▸ Supplied data:
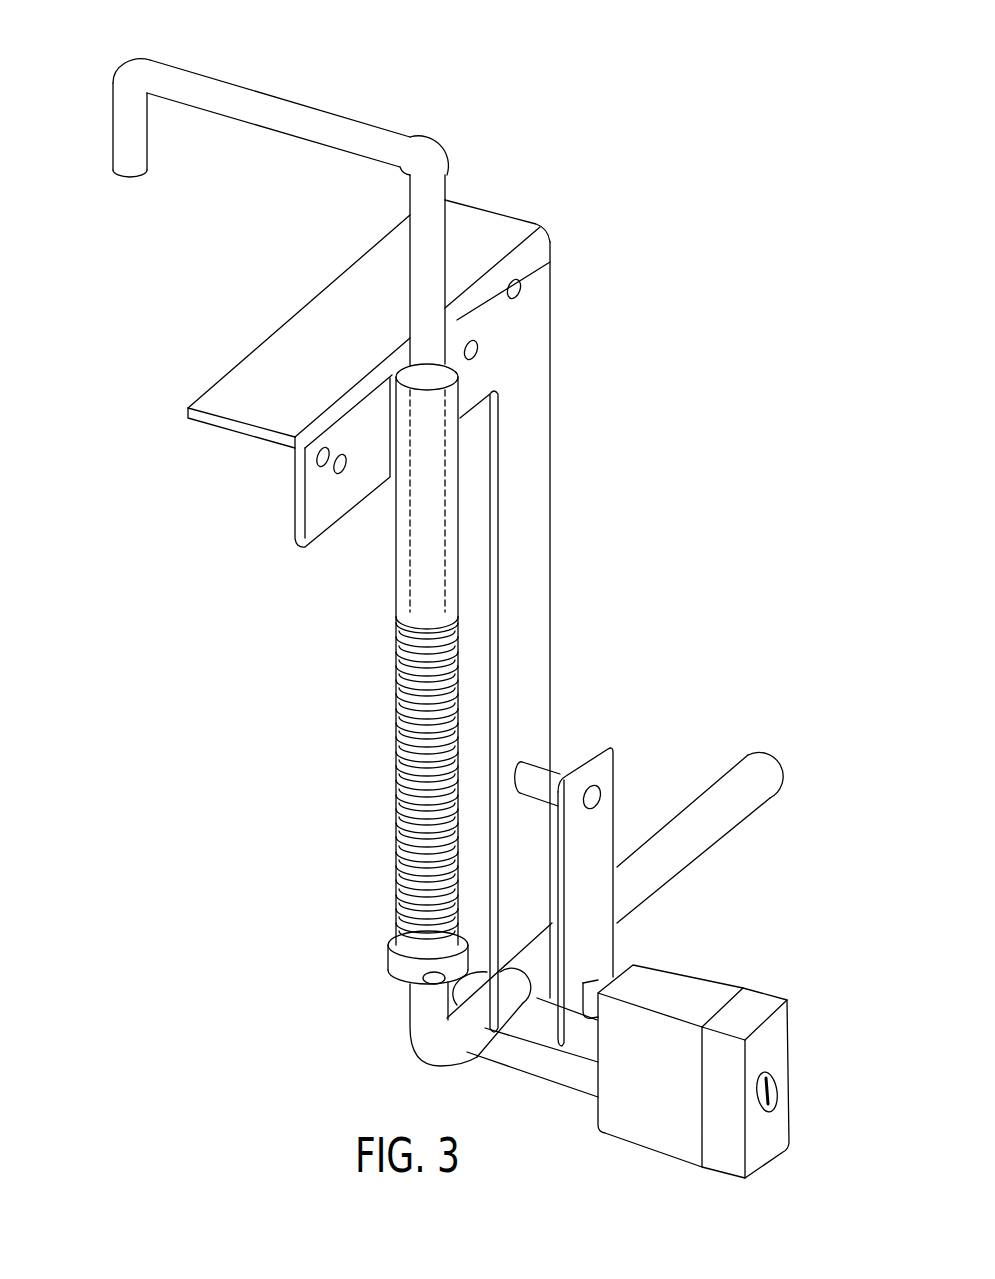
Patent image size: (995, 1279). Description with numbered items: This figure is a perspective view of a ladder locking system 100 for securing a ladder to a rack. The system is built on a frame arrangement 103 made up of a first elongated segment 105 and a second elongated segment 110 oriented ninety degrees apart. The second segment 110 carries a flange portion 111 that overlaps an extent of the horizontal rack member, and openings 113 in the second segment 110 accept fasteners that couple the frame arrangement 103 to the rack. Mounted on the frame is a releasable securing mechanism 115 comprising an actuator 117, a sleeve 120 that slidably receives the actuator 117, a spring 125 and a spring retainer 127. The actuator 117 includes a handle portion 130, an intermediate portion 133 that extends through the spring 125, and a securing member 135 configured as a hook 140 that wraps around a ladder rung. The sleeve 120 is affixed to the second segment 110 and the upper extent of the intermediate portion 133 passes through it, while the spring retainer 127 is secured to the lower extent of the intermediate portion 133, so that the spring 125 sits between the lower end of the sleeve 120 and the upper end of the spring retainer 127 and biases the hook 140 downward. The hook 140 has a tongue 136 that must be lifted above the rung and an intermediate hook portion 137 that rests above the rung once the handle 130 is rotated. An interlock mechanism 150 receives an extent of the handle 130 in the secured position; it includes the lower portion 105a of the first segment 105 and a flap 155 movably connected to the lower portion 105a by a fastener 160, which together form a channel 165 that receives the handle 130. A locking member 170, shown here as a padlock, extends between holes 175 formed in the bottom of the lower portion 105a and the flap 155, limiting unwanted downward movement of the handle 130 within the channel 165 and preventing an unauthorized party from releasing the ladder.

The locking system 100 is at (477, 122).
The frame arrangement 103 is at (622, 556).
The first elongated segment 105 is at (543, 492).
The lower portion 105a is at (537, 745).
The second elongated segment 110 is at (318, 522).
The flange portion 111 is at (240, 383).
The openings 113 is at (340, 473).
The releasable securing mechanism 115 is at (328, 820).
The actuator 117 is at (324, 873).
The sleeve 120 is at (402, 577).
The spring 125 is at (406, 736).
The spring retainer 127 is at (393, 962).
The handle portion 130 is at (735, 830).
The intermediate portion 133 is at (442, 920).
The securing member 135 is at (330, 94).
The tongue 136 is at (113, 124).
The intermediate hook portion 137 is at (232, 82).
The hook 140 is at (273, 177).
The interlock mechanism 150 is at (633, 722).
The flap 155 is at (600, 825).
The fastener 160 is at (600, 783).
The channel 165 is at (541, 1012).
The locking member 170 is at (648, 1148).
The holes 175 is at (603, 978).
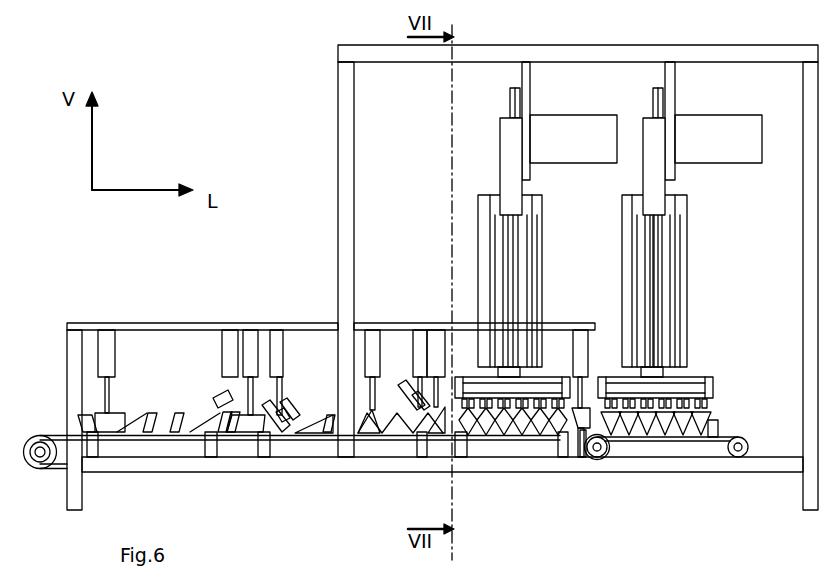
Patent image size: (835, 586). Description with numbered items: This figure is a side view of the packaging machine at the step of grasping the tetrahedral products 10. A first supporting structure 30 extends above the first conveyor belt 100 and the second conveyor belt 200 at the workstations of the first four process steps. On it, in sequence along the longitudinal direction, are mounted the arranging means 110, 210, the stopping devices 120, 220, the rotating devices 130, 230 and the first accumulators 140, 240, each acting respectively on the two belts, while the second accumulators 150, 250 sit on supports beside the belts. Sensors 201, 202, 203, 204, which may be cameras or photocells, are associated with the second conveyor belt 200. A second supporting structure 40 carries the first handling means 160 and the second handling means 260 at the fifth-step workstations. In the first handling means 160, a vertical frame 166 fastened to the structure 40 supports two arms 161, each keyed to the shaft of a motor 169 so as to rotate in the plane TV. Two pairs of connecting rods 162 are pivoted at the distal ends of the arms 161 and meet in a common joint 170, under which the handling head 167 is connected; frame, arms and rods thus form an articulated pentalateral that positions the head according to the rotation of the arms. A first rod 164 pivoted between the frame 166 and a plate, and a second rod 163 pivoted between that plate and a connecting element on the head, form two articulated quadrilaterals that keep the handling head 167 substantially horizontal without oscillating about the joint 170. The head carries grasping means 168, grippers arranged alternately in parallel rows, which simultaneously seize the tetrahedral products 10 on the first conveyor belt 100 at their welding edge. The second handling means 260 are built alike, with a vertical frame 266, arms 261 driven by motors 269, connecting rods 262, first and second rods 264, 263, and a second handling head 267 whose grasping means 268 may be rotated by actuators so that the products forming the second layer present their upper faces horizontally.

The tetrahedral products 10 is at (165, 395).
The first supporting structure 30 is at (172, 325).
The second supporting structure 40 is at (733, 52).
The first conveyor belt 100 is at (748, 462).
The arranging means 110 is at (240, 412).
The stopping device 120 is at (367, 413).
The rotating device 130 is at (415, 390).
The first accumulator 140 is at (600, 462).
The second accumulator 150 is at (720, 425).
The first handling means 160 is at (685, 262).
The arm 161 is at (648, 193).
The connecting rods 162 is at (624, 225).
The second rod 163 is at (648, 283).
The first rod 164 is at (655, 98).
The vertical frame 166 is at (668, 78).
The handling head 167 is at (700, 378).
The first grasping means 168 is at (660, 440).
The motors 169 is at (715, 123).
The common joint 170 is at (690, 342).
The second conveyor belt 200 is at (368, 470).
The sensor 201 is at (211, 450).
The sensor 202 is at (264, 450).
The sensor 203 is at (368, 440).
The sensor 204 is at (462, 465).
The arranging means 210 is at (110, 420).
The stopping device 220 is at (216, 396).
The rotating device 230 is at (290, 418).
The first accumulator 240 is at (421, 440).
The second accumulator 250 is at (562, 425).
The second handling means 260 is at (497, 262).
The arm 261 is at (503, 143).
The connecting rods 262 is at (483, 225).
The second rod 263 is at (500, 290).
The first rod 264 is at (512, 98).
The vertical frame 266 is at (525, 78).
The second handling head 267 is at (480, 378).
The grasping means 268 is at (492, 418).
The motors 269 is at (550, 123).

▸ Set problem: Rewrite the data from its beginning through the line containing "The first elongated", including that line, as a Markdown table with the columns Row and Entry. Number each line, and leave out blank lines and pictures.

▸ Solution to the exercise:
| Row | Entry |
|---|---|
| 1 | Patent image size: (995, 1279). Description with numbered items: This figure is a perspective view of a ladder locking system 100 for securing a ladder to a rack. The system is built on a frame arrangement 103 made up of a first elongated segment 105 and a second elongated segment 110 oriented ninety degrees apart. The second segment 110 carries a flange portion 111 that overlaps an extent of the horizontal rack member, and openings 113 in the second segment 110 accept fasteners that couple the frame arrangement 103 to the rack. Mounted on the frame is a releasable securing mechanism 115 comprising an actuator 117, a sleeve 120 that slidably receives the actuator 117, a spring 125 and a spring retainer 127. The actuator 117 includes a handle portion 130, an intermediate portion 133 that extends through the spring 125, and a securing member 135 configured as a hook 140 that wraps around a ladder rung. The sleeve 120 is affixed to the second segment 110 and the upper extent of the intermediate portion 133 passes through it, while the spring retainer 127 is secured to the lower extent of the intermediate portion 133, so that the spring 125 sits between the lower end of the sleeve 120 and the upper end of the spring retainer 127 and biases the hook 140 downward. The hook 140 has a tongue 136 that must be lifted above the rung and an intermediate hook portion 137 that rests above the rung once the handle 130 is rotated. An interlock mechanism 150 receives an extent of the handle 130 in the secured position; it includes the lower portion 105a of the first segment 105 and a flap 155 movably connected to the lower portion 105a by a fastener 160, which together form a channel 165 that receives the handle 130. A locking member 170, shown here as a padlock, extends between holes 175 formed in the bottom of the lower portion 105a and the flap 155, limiting unwanted downward movement of the handle 130 within the channel 165 and preventing an unauthorized party from releasing the ladder. |
| 2 | The locking system 100 is at (477, 122). |
| 3 | The frame arrangement 103 is at (622, 556). |
| 4 | The first elongated segment 105 is at (543, 492). |